**PROBLEM REQUIREMENTS**
Lines that hold the string "text" are to be counted; give only their number.

**GIVEN DATA**
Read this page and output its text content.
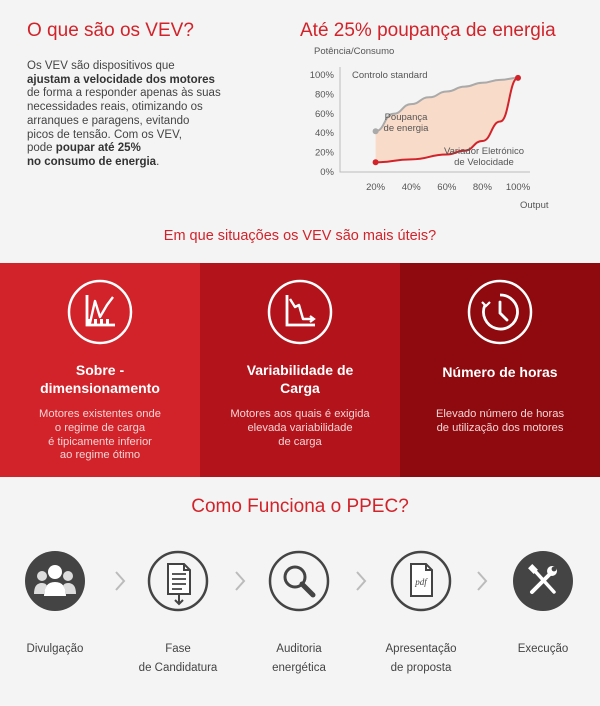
O que são os VEV?
Os VEV são dispositivos que
ajustam a velocidade dos motores
de forma a responder apenas às suas
necessidades reais, otimizando os
arranques e paragens, evitando
picos de tensão. Com os VEV,
pode poupar até 25%
no consumo de energia.
Até 25% poupança de energia
0%
20%
40%
60%
80%
100%
20% 40% 60% 80% 100%
Potência/Consumo
Output
Controlo standard
Poupança
de energia
Variador Eletrónico
de Velocidade
Em que situações os VEV são mais úteis?
Sobre -
dimensionamento
Motores existentes onde
o regime de carga
é tipicamente inferior
ao regime ótimo
Variabilidade de
Carga
Motores aos quais é exigida
elevada variabilidade
de carga
Número de horas
Elevado número de horas
de utilização dos motores
Como Funciona o PPEC?
Divulgação	Fase
de Candidatura
Auditoria
energética
pdf
Apresentação
de proposta
Execução
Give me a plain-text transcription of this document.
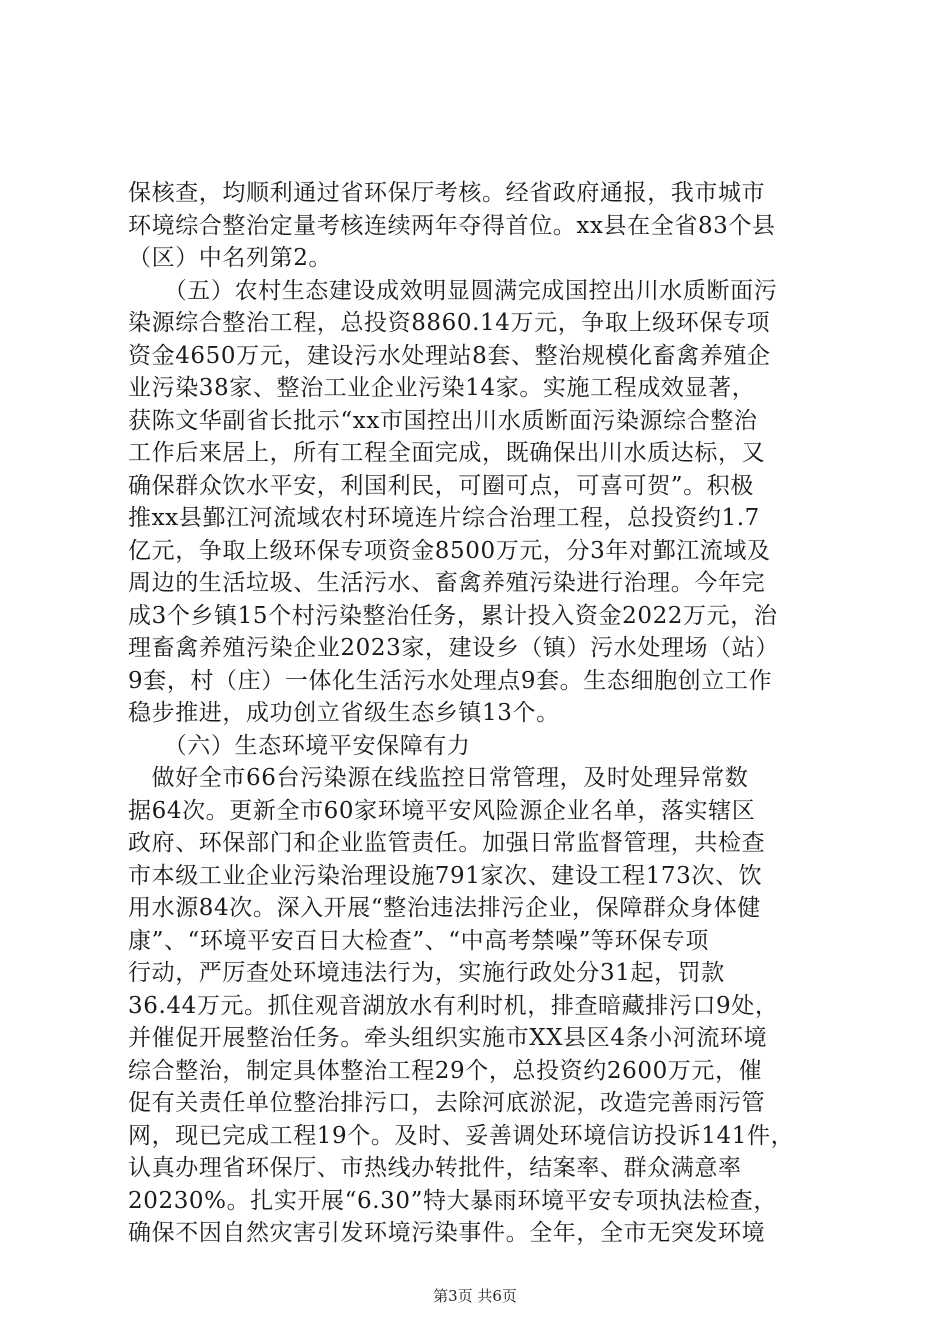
保核查，均顺利通过省环保厅考核。经省政府通报，我市城市
环境综合整治定量考核连续两年夺得首位。xx县在全省83个县
（区）中名列第2。
　　（五）农村生态建设成效明显圆满完成国控出川水质断面污
染源综合整治工程，总投资8860.14万元，争取上级环保专项
资金4650万元，建设污水处理站8套、整治规模化畜禽养殖企
业污染38家、整治工业企业污染14家。实施工程成效显著，
获陈文华副省长批示“xx市国控出川水质断面污染源综合整治
工作后来居上，所有工程全面完成，既确保出川水质达标，又
确保群众饮水平安，利国利民，可圈可点，可喜可贺”。积极
推xx县鄞江河流域农村环境连片综合治理工程，总投资约1.7
亿元，争取上级环保专项资金8500万元，分3年对鄞江流域及
周边的生活垃圾、生活污水、畜禽养殖污染进行治理。今年完
成3个乡镇15个村污染整治任务，累计投入资金2022万元，治
理畜禽养殖污染企业2023家，建设乡（镇）污水处理场（站）
9套，村（庄）一体化生活污水处理点9套。生态细胞创立工作
稳步推进，成功创立省级生态乡镇13个。
　　（六）生态环境平安保障有力
　做好全市66台污染源在线监控日常管理，及时处理异常数
据64次。更新全市60家环境平安风险源企业名单，落实辖区
政府、环保部门和企业监管责任。加强日常监督管理，共检查
市本级工业企业污染治理设施791家次、建设工程173次、饮
用水源84次。深入开展“整治违法排污企业，保障群众身体健
康”、“环境平安百日大检查”、“中高考禁噪”等环保专项
行动，严厉查处环境违法行为，实施行政处分31起，罚款
36.44万元。抓住观音湖放水有利时机，排查暗藏排污口9处，
并催促开展整治任务。牵头组织实施市XX县区4条小河流环境
综合整治，制定具体整治工程29个，总投资约2600万元，催
促有关责任单位整治排污口，去除河底淤泥，改造完善雨污管
网，现已完成工程19个。及时、妥善调处环境信访投诉141件，
认真办理省环保厅、市热线办转批件，结案率、群众满意率
20230%。扎实开展“6.30”特大暴雨环境平安专项执法检查，
确保不因自然灾害引发环境污染事件。全年，全市无突发环境
第3页 共6页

**COMPLETED TASK**
2